> **DIRECTIONS FOR THIS TASK**
The records below should be written out again, exactly.

____

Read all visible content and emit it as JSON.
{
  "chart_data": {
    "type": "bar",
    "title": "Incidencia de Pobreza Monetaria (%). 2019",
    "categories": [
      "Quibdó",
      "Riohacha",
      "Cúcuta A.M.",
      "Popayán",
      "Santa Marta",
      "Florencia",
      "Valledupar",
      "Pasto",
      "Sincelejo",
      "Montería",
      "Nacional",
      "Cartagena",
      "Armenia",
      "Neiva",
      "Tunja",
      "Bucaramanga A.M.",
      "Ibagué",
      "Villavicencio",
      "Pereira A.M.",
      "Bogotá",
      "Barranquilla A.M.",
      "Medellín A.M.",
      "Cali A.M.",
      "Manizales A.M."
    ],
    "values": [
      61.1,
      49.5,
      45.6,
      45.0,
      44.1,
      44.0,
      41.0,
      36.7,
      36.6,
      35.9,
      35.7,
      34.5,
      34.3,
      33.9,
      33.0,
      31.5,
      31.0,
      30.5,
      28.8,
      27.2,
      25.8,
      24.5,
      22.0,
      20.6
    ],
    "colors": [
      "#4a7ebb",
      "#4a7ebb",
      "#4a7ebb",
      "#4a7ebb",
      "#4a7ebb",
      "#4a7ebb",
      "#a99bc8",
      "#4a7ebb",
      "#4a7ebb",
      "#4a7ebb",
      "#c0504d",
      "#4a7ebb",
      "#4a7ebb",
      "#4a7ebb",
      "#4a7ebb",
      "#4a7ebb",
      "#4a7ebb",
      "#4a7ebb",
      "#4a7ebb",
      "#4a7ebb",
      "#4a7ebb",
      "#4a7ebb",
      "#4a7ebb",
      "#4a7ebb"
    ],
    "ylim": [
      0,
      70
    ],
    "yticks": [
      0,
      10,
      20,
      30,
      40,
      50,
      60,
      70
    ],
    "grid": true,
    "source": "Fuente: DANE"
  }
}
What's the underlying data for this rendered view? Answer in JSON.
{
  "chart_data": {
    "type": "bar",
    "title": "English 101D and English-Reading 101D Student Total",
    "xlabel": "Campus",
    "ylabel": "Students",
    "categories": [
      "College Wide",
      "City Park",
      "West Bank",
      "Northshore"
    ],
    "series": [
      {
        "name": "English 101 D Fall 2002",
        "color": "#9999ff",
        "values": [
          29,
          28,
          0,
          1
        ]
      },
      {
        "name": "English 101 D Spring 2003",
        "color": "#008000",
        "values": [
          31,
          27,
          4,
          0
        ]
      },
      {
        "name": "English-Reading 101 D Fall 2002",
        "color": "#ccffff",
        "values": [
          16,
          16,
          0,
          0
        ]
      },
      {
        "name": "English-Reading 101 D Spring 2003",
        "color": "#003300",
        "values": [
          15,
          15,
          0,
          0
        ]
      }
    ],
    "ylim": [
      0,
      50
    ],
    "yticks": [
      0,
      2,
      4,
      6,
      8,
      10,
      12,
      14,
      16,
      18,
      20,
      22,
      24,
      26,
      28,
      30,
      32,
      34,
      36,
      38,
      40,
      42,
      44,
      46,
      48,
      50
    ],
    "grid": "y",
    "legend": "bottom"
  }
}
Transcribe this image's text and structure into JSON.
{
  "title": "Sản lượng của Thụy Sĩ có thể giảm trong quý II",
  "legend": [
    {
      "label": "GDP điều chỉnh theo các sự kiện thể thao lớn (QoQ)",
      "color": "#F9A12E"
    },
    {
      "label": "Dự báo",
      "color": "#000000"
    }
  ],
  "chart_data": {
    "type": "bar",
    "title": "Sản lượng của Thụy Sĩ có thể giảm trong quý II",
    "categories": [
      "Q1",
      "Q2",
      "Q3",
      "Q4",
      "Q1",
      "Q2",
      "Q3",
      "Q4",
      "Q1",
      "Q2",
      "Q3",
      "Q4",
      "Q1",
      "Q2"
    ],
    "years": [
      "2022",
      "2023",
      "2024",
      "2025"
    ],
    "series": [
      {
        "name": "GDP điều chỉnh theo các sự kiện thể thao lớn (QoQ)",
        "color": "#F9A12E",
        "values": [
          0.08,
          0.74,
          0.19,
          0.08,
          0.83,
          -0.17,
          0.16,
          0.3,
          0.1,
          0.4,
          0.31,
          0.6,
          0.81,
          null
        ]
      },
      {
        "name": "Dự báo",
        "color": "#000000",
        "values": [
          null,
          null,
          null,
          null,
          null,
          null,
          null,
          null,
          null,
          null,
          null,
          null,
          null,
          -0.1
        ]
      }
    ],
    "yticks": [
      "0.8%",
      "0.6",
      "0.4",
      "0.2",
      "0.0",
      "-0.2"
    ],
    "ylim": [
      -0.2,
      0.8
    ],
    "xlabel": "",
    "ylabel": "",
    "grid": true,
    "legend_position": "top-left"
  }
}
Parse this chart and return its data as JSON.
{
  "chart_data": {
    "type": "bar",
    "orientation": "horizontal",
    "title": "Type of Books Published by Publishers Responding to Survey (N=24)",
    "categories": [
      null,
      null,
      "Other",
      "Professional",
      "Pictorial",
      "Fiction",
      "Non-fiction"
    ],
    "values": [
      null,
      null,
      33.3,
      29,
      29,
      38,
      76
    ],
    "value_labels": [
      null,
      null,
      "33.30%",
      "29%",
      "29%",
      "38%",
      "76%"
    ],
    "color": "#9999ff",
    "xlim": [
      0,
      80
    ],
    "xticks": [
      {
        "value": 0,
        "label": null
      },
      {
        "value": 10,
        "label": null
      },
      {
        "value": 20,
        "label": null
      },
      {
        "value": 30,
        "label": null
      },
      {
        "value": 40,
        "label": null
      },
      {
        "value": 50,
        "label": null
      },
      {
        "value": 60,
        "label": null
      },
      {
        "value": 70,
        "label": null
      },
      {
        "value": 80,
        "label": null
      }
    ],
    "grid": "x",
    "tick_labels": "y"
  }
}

____

> **SOLUTION TO THIS EXERCISE**
Read all visible content and emit it as JSON.
{
  "chart_data": {
    "type": "bar",
    "title": "Incidencia de Pobreza Monetaria (%). 2019",
    "categories": [
      "Quibdó",
      "Riohacha",
      "Cúcuta A.M.",
      "Popayán",
      "Santa Marta",
      "Florencia",
      "Valledupar",
      "Pasto",
      "Sincelejo",
      "Montería",
      "Nacional",
      "Cartagena",
      "Armenia",
      "Neiva",
      "Tunja",
      "Bucaramanga A.M.",
      "Ibagué",
      "Villavicencio",
      "Pereira A.M.",
      "Bogotá",
      "Barranquilla A.M.",
      "Medellín A.M.",
      "Cali A.M.",
      "Manizales A.M."
    ],
    "values": [
      61.1,
      49.5,
      45.6,
      45.0,
      44.1,
      44.0,
      41.0,
      36.7,
      36.6,
      35.9,
      35.7,
      34.5,
      34.3,
      33.9,
      33.0,
      31.5,
      31.0,
      30.5,
      28.8,
      27.2,
      25.8,
      24.5,
      22.0,
      20.6
    ],
    "colors": [
      "#4a7ebb",
      "#4a7ebb",
      "#4a7ebb",
      "#4a7ebb",
      "#4a7ebb",
      "#4a7ebb",
      "#a99bc8",
      "#4a7ebb",
      "#4a7ebb",
      "#4a7ebb",
      "#c0504d",
      "#4a7ebb",
      "#4a7ebb",
      "#4a7ebb",
      "#4a7ebb",
      "#4a7ebb",
      "#4a7ebb",
      "#4a7ebb",
      "#4a7ebb",
      "#4a7ebb",
      "#4a7ebb",
      "#4a7ebb",
      "#4a7ebb",
      "#4a7ebb"
    ],
    "ylim": [
      0,
      70
    ],
    "yticks": [
      0,
      10,
      20,
      30,
      40,
      50,
      60,
      70
    ],
    "grid": true,
    "source": "Fuente: DANE"
  }
}
What's the underlying data for this rendered view? Answer in JSON.
{
  "chart_data": {
    "type": "bar",
    "title": "English 101D and English-Reading 101D Student Total",
    "xlabel": "Campus",
    "ylabel": "Students",
    "categories": [
      "College Wide",
      "City Park",
      "West Bank",
      "Northshore"
    ],
    "series": [
      {
        "name": "English 101 D Fall 2002",
        "color": "#9999ff",
        "values": [
          29,
          28,
          0,
          1
        ]
      },
      {
        "name": "English 101 D Spring 2003",
        "color": "#008000",
        "values": [
          31,
          27,
          4,
          0
        ]
      },
      {
        "name": "English-Reading 101 D Fall 2002",
        "color": "#ccffff",
        "values": [
          16,
          16,
          0,
          0
        ]
      },
      {
        "name": "English-Reading 101 D Spring 2003",
        "color": "#003300",
        "values": [
          15,
          15,
          0,
          0
        ]
      }
    ],
    "ylim": [
      0,
      50
    ],
    "yticks": [
      0,
      2,
      4,
      6,
      8,
      10,
      12,
      14,
      16,
      18,
      20,
      22,
      24,
      26,
      28,
      30,
      32,
      34,
      36,
      38,
      40,
      42,
      44,
      46,
      48,
      50
    ],
    "grid": "y",
    "legend": "bottom"
  }
}
Transcribe this image's text and structure into JSON.
{
  "title": "Sản lượng của Thụy Sĩ có thể giảm trong quý II",
  "legend": [
    {
      "label": "GDP điều chỉnh theo các sự kiện thể thao lớn (QoQ)",
      "color": "#F9A12E"
    },
    {
      "label": "Dự báo",
      "color": "#000000"
    }
  ],
  "chart_data": {
    "type": "bar",
    "title": "Sản lượng của Thụy Sĩ có thể giảm trong quý II",
    "categories": [
      "Q1",
      "Q2",
      "Q3",
      "Q4",
      "Q1",
      "Q2",
      "Q3",
      "Q4",
      "Q1",
      "Q2",
      "Q3",
      "Q4",
      "Q1",
      "Q2"
    ],
    "years": [
      "2022",
      "2023",
      "2024",
      "2025"
    ],
    "series": [
      {
        "name": "GDP điều chỉnh theo các sự kiện thể thao lớn (QoQ)",
        "color": "#F9A12E",
        "values": [
          0.08,
          0.74,
          0.19,
          0.08,
          0.83,
          -0.17,
          0.16,
          0.3,
          0.1,
          0.4,
          0.31,
          0.6,
          0.81,
          null
        ]
      },
      {
        "name": "Dự báo",
        "color": "#000000",
        "values": [
          null,
          null,
          null,
          null,
          null,
          null,
          null,
          null,
          null,
          null,
          null,
          null,
          null,
          -0.1
        ]
      }
    ],
    "yticks": [
      "0.8%",
      "0.6",
      "0.4",
      "0.2",
      "0.0",
      "-0.2"
    ],
    "ylim": [
      -0.2,
      0.8
    ],
    "xlabel": "",
    "ylabel": "",
    "grid": true,
    "legend_position": "top-left"
  }
}
Parse this chart and return its data as JSON.
{
  "chart_data": {
    "type": "bar",
    "orientation": "horizontal",
    "title": "Type of Books Published by Publishers Responding to Survey (N=24)",
    "categories": [
      null,
      null,
      "Other",
      "Professional",
      "Pictorial",
      "Fiction",
      "Non-fiction"
    ],
    "values": [
      null,
      null,
      33.3,
      29,
      29,
      38,
      76
    ],
    "value_labels": [
      null,
      null,
      "33.30%",
      "29%",
      "29%",
      "38%",
      "76%"
    ],
    "color": "#9999ff",
    "xlim": [
      0,
      80
    ],
    "xticks": [
      {
        "value": 0,
        "label": null
      },
      {
        "value": 10,
        "label": null
      },
      {
        "value": 20,
        "label": null
      },
      {
        "value": 30,
        "label": null
      },
      {
        "value": 40,
        "label": null
      },
      {
        "value": 50,
        "label": null
      },
      {
        "value": 60,
        "label": null
      },
      {
        "value": 70,
        "label": null
      },
      {
        "value": 80,
        "label": null
      }
    ],
    "grid": "x",
    "tick_labels": "y"
  }
}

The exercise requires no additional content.